# Exercise task:
Recast the lines of the items beginning with the line that contains "Text: GSM156180: GSM156180" and ending with the line that contains "Bar bbox=[93, 192, 109, 198]" as a JSON list of strings, with one string per line and any blank lines omitted.

(Boxed element entries)
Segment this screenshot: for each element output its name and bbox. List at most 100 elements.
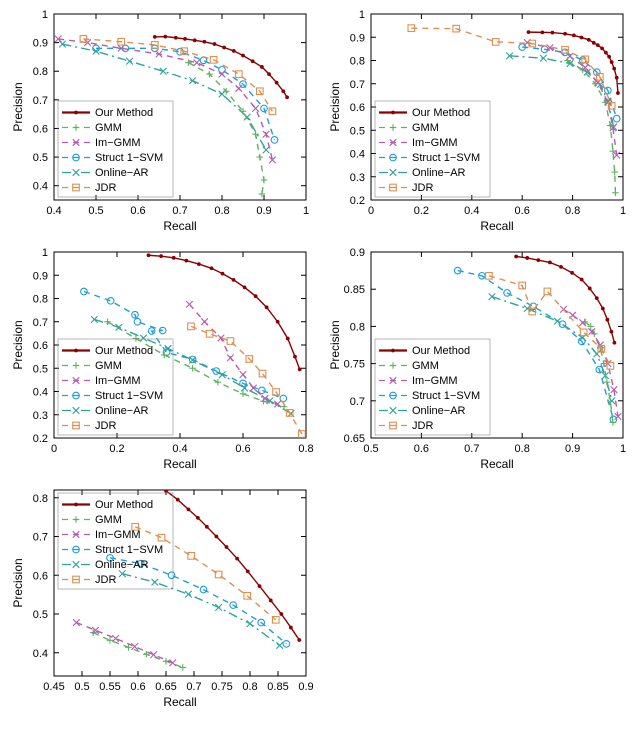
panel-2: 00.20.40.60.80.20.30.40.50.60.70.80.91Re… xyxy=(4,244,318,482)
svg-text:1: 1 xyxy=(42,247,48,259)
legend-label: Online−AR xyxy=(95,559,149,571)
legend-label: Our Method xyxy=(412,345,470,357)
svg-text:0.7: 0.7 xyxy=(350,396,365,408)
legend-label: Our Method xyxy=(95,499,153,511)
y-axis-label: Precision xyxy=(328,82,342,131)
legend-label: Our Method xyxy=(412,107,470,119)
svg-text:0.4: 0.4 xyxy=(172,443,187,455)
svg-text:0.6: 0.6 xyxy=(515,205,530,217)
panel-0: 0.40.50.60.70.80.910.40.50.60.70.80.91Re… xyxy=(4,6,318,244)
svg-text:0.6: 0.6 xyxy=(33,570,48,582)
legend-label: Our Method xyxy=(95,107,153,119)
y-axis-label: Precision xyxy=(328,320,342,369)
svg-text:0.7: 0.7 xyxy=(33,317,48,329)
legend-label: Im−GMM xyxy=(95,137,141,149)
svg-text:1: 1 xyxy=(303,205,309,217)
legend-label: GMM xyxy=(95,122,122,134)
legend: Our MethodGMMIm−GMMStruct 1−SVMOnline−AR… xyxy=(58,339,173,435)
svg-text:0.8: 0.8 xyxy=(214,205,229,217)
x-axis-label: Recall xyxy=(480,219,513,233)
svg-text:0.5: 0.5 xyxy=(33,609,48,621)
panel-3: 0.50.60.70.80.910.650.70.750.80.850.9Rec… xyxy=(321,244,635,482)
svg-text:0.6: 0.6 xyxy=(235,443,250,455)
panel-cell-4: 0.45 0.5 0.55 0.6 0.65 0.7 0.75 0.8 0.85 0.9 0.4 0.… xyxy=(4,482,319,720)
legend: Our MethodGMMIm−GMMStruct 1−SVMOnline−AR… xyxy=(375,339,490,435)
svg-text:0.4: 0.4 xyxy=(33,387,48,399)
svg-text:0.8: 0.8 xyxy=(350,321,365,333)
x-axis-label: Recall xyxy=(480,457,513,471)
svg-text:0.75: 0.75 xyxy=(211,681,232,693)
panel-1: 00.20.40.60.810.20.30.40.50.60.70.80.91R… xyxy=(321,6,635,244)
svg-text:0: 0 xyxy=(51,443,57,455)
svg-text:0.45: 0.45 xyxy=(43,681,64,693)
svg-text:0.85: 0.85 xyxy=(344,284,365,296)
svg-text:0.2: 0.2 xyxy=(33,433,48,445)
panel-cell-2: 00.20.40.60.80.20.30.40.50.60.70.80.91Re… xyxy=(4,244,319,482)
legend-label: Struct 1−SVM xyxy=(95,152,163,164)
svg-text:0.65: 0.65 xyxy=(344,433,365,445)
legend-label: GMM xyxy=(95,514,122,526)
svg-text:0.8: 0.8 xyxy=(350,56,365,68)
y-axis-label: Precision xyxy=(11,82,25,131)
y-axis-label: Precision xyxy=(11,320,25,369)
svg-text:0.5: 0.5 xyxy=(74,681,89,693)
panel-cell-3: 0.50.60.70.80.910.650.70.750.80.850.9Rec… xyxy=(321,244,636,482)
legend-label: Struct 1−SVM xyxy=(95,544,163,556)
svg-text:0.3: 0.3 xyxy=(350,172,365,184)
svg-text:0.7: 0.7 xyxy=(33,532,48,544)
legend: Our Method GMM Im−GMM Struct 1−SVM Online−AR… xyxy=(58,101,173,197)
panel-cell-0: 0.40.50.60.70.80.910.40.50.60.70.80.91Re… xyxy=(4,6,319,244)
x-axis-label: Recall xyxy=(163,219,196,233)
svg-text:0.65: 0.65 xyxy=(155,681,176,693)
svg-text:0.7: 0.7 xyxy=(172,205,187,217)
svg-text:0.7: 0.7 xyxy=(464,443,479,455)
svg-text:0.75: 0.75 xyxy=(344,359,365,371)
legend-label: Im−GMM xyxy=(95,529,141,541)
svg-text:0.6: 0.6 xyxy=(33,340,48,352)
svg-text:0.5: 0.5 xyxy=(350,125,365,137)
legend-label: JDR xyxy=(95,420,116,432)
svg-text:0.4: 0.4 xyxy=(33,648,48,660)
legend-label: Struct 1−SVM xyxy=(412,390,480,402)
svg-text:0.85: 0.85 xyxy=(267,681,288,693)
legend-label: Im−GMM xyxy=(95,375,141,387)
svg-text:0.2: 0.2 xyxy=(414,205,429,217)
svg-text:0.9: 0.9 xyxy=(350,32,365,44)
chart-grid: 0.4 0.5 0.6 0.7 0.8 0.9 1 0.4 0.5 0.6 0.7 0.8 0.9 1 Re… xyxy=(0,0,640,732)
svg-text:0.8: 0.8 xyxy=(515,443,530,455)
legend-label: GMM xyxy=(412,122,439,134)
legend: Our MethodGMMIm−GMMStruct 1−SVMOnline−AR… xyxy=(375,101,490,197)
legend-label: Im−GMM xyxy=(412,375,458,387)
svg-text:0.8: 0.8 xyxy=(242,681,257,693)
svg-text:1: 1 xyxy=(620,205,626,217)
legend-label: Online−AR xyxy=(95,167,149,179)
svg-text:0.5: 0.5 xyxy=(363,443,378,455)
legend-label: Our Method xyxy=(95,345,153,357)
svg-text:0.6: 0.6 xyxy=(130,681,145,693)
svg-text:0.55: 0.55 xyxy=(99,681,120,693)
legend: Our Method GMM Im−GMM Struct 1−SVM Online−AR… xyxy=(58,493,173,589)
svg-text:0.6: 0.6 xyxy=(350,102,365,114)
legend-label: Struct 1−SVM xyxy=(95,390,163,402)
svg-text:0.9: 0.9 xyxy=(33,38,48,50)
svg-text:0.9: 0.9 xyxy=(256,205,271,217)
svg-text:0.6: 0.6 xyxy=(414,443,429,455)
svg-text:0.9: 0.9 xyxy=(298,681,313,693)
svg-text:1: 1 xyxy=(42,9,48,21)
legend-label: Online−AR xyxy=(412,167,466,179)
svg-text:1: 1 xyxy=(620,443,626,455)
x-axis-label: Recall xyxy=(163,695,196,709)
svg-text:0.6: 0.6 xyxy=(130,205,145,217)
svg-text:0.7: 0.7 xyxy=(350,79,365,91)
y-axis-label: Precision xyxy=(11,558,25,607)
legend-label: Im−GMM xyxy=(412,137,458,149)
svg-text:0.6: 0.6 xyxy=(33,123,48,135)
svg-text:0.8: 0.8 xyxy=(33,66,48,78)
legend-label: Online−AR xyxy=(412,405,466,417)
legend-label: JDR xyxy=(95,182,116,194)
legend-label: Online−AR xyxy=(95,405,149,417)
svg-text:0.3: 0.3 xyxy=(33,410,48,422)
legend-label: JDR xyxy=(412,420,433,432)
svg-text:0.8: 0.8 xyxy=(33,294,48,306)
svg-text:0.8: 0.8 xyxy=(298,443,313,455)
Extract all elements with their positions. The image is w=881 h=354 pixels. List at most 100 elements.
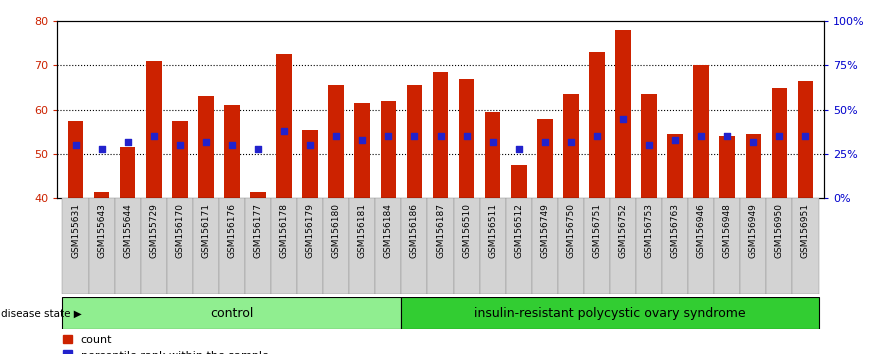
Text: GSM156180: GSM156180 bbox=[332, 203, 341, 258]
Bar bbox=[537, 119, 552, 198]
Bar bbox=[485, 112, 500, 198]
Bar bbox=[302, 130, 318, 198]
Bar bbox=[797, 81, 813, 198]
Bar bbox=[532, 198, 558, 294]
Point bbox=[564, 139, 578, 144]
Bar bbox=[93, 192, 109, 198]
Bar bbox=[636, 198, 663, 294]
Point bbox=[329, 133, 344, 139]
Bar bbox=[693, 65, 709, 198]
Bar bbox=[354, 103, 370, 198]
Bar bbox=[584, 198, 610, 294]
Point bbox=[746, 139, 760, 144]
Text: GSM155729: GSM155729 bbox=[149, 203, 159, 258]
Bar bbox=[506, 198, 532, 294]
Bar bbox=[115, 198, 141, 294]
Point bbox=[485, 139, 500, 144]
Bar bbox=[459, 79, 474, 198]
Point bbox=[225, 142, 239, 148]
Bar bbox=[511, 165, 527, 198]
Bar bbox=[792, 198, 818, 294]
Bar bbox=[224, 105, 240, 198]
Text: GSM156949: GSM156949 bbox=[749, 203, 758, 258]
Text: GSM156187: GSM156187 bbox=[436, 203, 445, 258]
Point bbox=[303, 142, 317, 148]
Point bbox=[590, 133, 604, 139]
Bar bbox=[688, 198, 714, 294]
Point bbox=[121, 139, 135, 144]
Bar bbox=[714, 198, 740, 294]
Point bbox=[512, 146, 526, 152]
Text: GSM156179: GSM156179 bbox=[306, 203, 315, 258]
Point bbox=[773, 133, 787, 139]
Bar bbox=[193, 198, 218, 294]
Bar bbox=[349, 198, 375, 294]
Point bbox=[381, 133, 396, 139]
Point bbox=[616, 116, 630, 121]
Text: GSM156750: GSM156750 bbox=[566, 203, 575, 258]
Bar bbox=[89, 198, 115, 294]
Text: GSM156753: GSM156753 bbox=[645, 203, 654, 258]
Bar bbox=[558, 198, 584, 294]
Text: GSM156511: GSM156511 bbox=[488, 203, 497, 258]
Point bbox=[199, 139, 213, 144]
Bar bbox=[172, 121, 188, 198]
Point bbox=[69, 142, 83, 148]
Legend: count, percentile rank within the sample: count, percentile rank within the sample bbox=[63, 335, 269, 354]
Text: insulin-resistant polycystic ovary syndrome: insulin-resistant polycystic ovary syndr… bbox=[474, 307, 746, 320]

# Answer below:
[
  "Text: GSM156180: GSM156180 bbox=[332, 203, 341, 258]",
  "Bar bbox=[537, 119, 552, 198]",
  "Bar bbox=[485, 112, 500, 198]",
  "Bar bbox=[302, 130, 318, 198]",
  "Bar bbox=[797, 81, 813, 198]",
  "Bar bbox=[532, 198, 558, 294]",
  "Point bbox=[564, 139, 578, 144]",
  "Bar bbox=[93, 192, 109, 198]"
]